#### Aim
Filter this data down to the lines that hold "icon", and copy them.

#### Exercise material

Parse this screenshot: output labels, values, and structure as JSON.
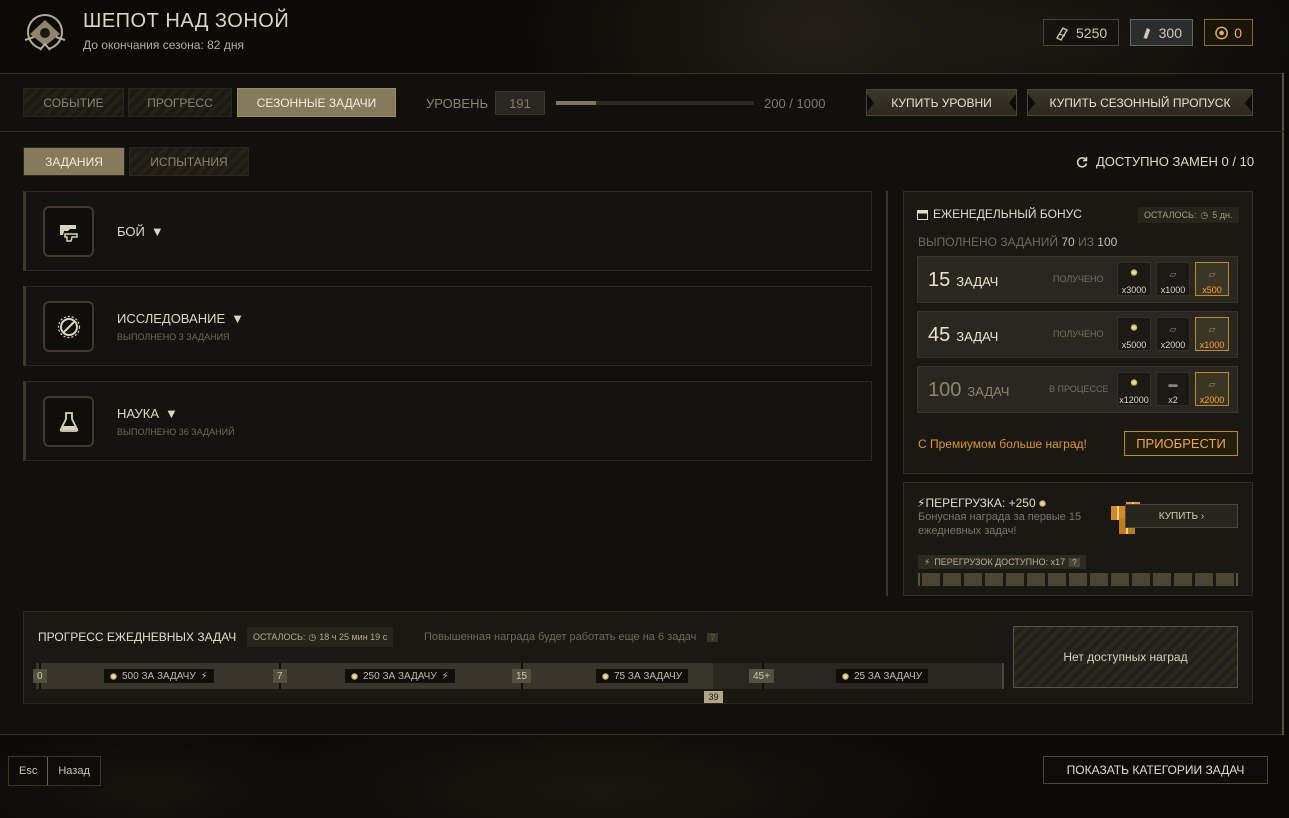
{
  "header": {
    "title": "ШЕПОТ НАД ЗОНОЙ",
    "subtitle": "До окончания сезона: 82 дня"
  },
  "currencies": [
    {
      "icon": "shard-icon",
      "value": "5250"
    },
    {
      "icon": "ticket-icon",
      "value": "300"
    },
    {
      "icon": "coin-icon",
      "value": "0"
    }
  ],
  "tabs": [
    "СОБЫТИЕ",
    "ПРОГРЕСС",
    "СЕЗОННЫЕ ЗАДАЧИ"
  ],
  "level": {
    "label": "УРОВЕНЬ",
    "value": "191",
    "progress_text": "200 / 1000",
    "progress": 0.2
  },
  "buttons": {
    "buy_levels": "КУПИТЬ УРОВНИ",
    "buy_pass": "КУПИТЬ СЕЗОННЫЙ ПРОПУСК"
  },
  "subtabs": [
    "ЗАДАНИЯ",
    "ИСПЫТАНИЯ"
  ],
  "swaps": "ДОСТУПНО ЗАМЕН 0 / 10",
  "categories": [
    {
      "name": "БОЙ",
      "sub": "",
      "icon": "gun-icon"
    },
    {
      "name": "ИССЛЕДОВАНИЕ",
      "sub": "ВЫПОЛНЕНО 3 ЗАДАНИЯ",
      "icon": "compass-icon"
    },
    {
      "name": "НАУКА",
      "sub": "ВЫПОЛНЕНО 36 ЗАДАНИЙ",
      "icon": "flask-icon"
    }
  ],
  "weekly": {
    "title": "ЕЖЕНЕДЕЛЬНЫЙ БОНУС",
    "left_label": "ОСТАЛОСЬ:",
    "left_value": "5 дн.",
    "done_prefix": "ВЫПОЛНЕНО ЗАДАНИЙ",
    "done": "70",
    "of": "ИЗ",
    "total": "100",
    "tiers": [
      {
        "num": "15",
        "unit": "ЗАДАЧ",
        "status": "ПОЛУЧЕНО",
        "rewards": [
          "x3000",
          "x1000",
          "x500"
        ]
      },
      {
        "num": "45",
        "unit": "ЗАДАЧ",
        "status": "ПОЛУЧЕНО",
        "rewards": [
          "x5000",
          "x2000",
          "x1000"
        ]
      },
      {
        "num": "100",
        "unit": "ЗАДАЧ",
        "status": "В ПРОЦЕССЕ",
        "rewards": [
          "x12000",
          "x2",
          "x2000"
        ]
      }
    ],
    "premium_text": "С Премиумом больше наград!",
    "premium_btn": "ПРИОБРЕСТИ"
  },
  "overload": {
    "title": "ПЕРЕГРУЗКА: +250",
    "desc": "Бонусная награда за первые 15 ежедневных задач!",
    "buy": "КУПИТЬ",
    "available": "ПЕРЕГРУЗОК ДОСТУПНО: x17",
    "help": "?",
    "cells": 15
  },
  "daily": {
    "title": "ПРОГРЕСС ЕЖЕДНЕВНЫХ ЗАДАЧ",
    "left": "ОСТАЛОСЬ:",
    "left_value": "18 ч 25 мин 19 с",
    "note": "Повышенная награда будет работать еще на 6 задач",
    "help": "?",
    "ticks": [
      "0",
      "7",
      "15",
      "45+"
    ],
    "segments": [
      "500 ЗА ЗАДАЧУ",
      "250 ЗА ЗАДАЧУ",
      "75 ЗА ЗАДАЧУ",
      "25 ЗА ЗАДАЧУ"
    ],
    "current": "39",
    "no_rewards": "Нет доступных наград"
  },
  "footer": {
    "esc": "Esc",
    "back": "Назад",
    "show_categories": "ПОКАЗАТЬ КАТЕГОРИИ ЗАДАЧ"
  }
}
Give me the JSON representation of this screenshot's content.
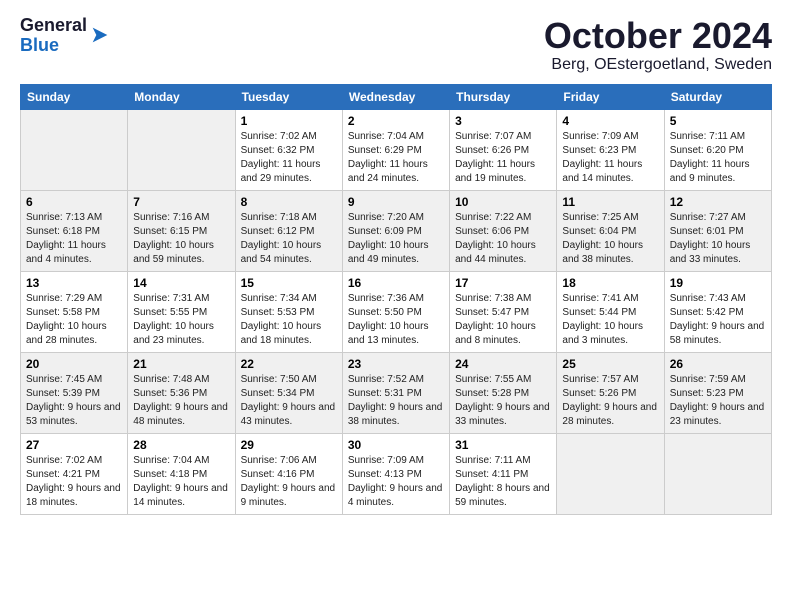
{
  "header": {
    "logo_general": "General",
    "logo_blue": "Blue",
    "month_title": "October 2024",
    "location": "Berg, OEstergoetland, Sweden"
  },
  "days_of_week": [
    "Sunday",
    "Monday",
    "Tuesday",
    "Wednesday",
    "Thursday",
    "Friday",
    "Saturday"
  ],
  "weeks": [
    [
      {
        "day": "",
        "info": ""
      },
      {
        "day": "",
        "info": ""
      },
      {
        "day": "1",
        "info": "Sunrise: 7:02 AM\nSunset: 6:32 PM\nDaylight: 11 hours and 29 minutes."
      },
      {
        "day": "2",
        "info": "Sunrise: 7:04 AM\nSunset: 6:29 PM\nDaylight: 11 hours and 24 minutes."
      },
      {
        "day": "3",
        "info": "Sunrise: 7:07 AM\nSunset: 6:26 PM\nDaylight: 11 hours and 19 minutes."
      },
      {
        "day": "4",
        "info": "Sunrise: 7:09 AM\nSunset: 6:23 PM\nDaylight: 11 hours and 14 minutes."
      },
      {
        "day": "5",
        "info": "Sunrise: 7:11 AM\nSunset: 6:20 PM\nDaylight: 11 hours and 9 minutes."
      }
    ],
    [
      {
        "day": "6",
        "info": "Sunrise: 7:13 AM\nSunset: 6:18 PM\nDaylight: 11 hours and 4 minutes."
      },
      {
        "day": "7",
        "info": "Sunrise: 7:16 AM\nSunset: 6:15 PM\nDaylight: 10 hours and 59 minutes."
      },
      {
        "day": "8",
        "info": "Sunrise: 7:18 AM\nSunset: 6:12 PM\nDaylight: 10 hours and 54 minutes."
      },
      {
        "day": "9",
        "info": "Sunrise: 7:20 AM\nSunset: 6:09 PM\nDaylight: 10 hours and 49 minutes."
      },
      {
        "day": "10",
        "info": "Sunrise: 7:22 AM\nSunset: 6:06 PM\nDaylight: 10 hours and 44 minutes."
      },
      {
        "day": "11",
        "info": "Sunrise: 7:25 AM\nSunset: 6:04 PM\nDaylight: 10 hours and 38 minutes."
      },
      {
        "day": "12",
        "info": "Sunrise: 7:27 AM\nSunset: 6:01 PM\nDaylight: 10 hours and 33 minutes."
      }
    ],
    [
      {
        "day": "13",
        "info": "Sunrise: 7:29 AM\nSunset: 5:58 PM\nDaylight: 10 hours and 28 minutes."
      },
      {
        "day": "14",
        "info": "Sunrise: 7:31 AM\nSunset: 5:55 PM\nDaylight: 10 hours and 23 minutes."
      },
      {
        "day": "15",
        "info": "Sunrise: 7:34 AM\nSunset: 5:53 PM\nDaylight: 10 hours and 18 minutes."
      },
      {
        "day": "16",
        "info": "Sunrise: 7:36 AM\nSunset: 5:50 PM\nDaylight: 10 hours and 13 minutes."
      },
      {
        "day": "17",
        "info": "Sunrise: 7:38 AM\nSunset: 5:47 PM\nDaylight: 10 hours and 8 minutes."
      },
      {
        "day": "18",
        "info": "Sunrise: 7:41 AM\nSunset: 5:44 PM\nDaylight: 10 hours and 3 minutes."
      },
      {
        "day": "19",
        "info": "Sunrise: 7:43 AM\nSunset: 5:42 PM\nDaylight: 9 hours and 58 minutes."
      }
    ],
    [
      {
        "day": "20",
        "info": "Sunrise: 7:45 AM\nSunset: 5:39 PM\nDaylight: 9 hours and 53 minutes."
      },
      {
        "day": "21",
        "info": "Sunrise: 7:48 AM\nSunset: 5:36 PM\nDaylight: 9 hours and 48 minutes."
      },
      {
        "day": "22",
        "info": "Sunrise: 7:50 AM\nSunset: 5:34 PM\nDaylight: 9 hours and 43 minutes."
      },
      {
        "day": "23",
        "info": "Sunrise: 7:52 AM\nSunset: 5:31 PM\nDaylight: 9 hours and 38 minutes."
      },
      {
        "day": "24",
        "info": "Sunrise: 7:55 AM\nSunset: 5:28 PM\nDaylight: 9 hours and 33 minutes."
      },
      {
        "day": "25",
        "info": "Sunrise: 7:57 AM\nSunset: 5:26 PM\nDaylight: 9 hours and 28 minutes."
      },
      {
        "day": "26",
        "info": "Sunrise: 7:59 AM\nSunset: 5:23 PM\nDaylight: 9 hours and 23 minutes."
      }
    ],
    [
      {
        "day": "27",
        "info": "Sunrise: 7:02 AM\nSunset: 4:21 PM\nDaylight: 9 hours and 18 minutes."
      },
      {
        "day": "28",
        "info": "Sunrise: 7:04 AM\nSunset: 4:18 PM\nDaylight: 9 hours and 14 minutes."
      },
      {
        "day": "29",
        "info": "Sunrise: 7:06 AM\nSunset: 4:16 PM\nDaylight: 9 hours and 9 minutes."
      },
      {
        "day": "30",
        "info": "Sunrise: 7:09 AM\nSunset: 4:13 PM\nDaylight: 9 hours and 4 minutes."
      },
      {
        "day": "31",
        "info": "Sunrise: 7:11 AM\nSunset: 4:11 PM\nDaylight: 8 hours and 59 minutes."
      },
      {
        "day": "",
        "info": ""
      },
      {
        "day": "",
        "info": ""
      }
    ]
  ]
}
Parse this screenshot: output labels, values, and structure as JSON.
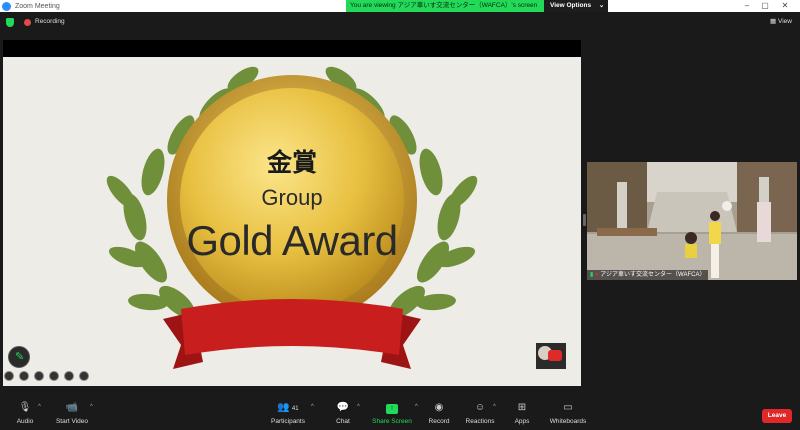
{
  "window": {
    "title": "Zoom Meeting",
    "viewing_banner": "You are viewing アジア車いす交流センター（WAFCA）'s screen",
    "view_options_label": "View Options",
    "controls": [
      "minimize-icon",
      "maximize-icon",
      "close-icon"
    ]
  },
  "status": {
    "recording_label": "Recording",
    "view_label": "View"
  },
  "slide": {
    "japanese_title": "金賞",
    "group_text": "Group",
    "award_text": "Gold Award",
    "colors": {
      "medal": "#e8c040",
      "laurel": "#6f8f3a",
      "ribbon": "#c81e1e",
      "background": "#eeece6"
    }
  },
  "participant_video": {
    "name": "アジア車いす交流センター（WAFCA）"
  },
  "toolbar": {
    "audio": "Audio",
    "start_video": "Start Video",
    "participants": "Participants",
    "participants_count": "41",
    "chat": "Chat",
    "share_screen": "Share Screen",
    "record": "Record",
    "reactions": "Reactions",
    "apps": "Apps",
    "whiteboards": "Whiteboards",
    "leave": "Leave"
  },
  "accent_colors": {
    "green": "#23d959",
    "red": "#e02828",
    "blue": "#2d8cff"
  }
}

#### Expected output
      "icon": "shard-icon",
      "icon": "ticket-icon",
      "icon": "coin-icon",
      "icon": "gun-icon"
      "icon": "compass-icon"
      "icon": "flask-icon"
      "minimize-icon",
      "maximize-icon",
      "close-icon"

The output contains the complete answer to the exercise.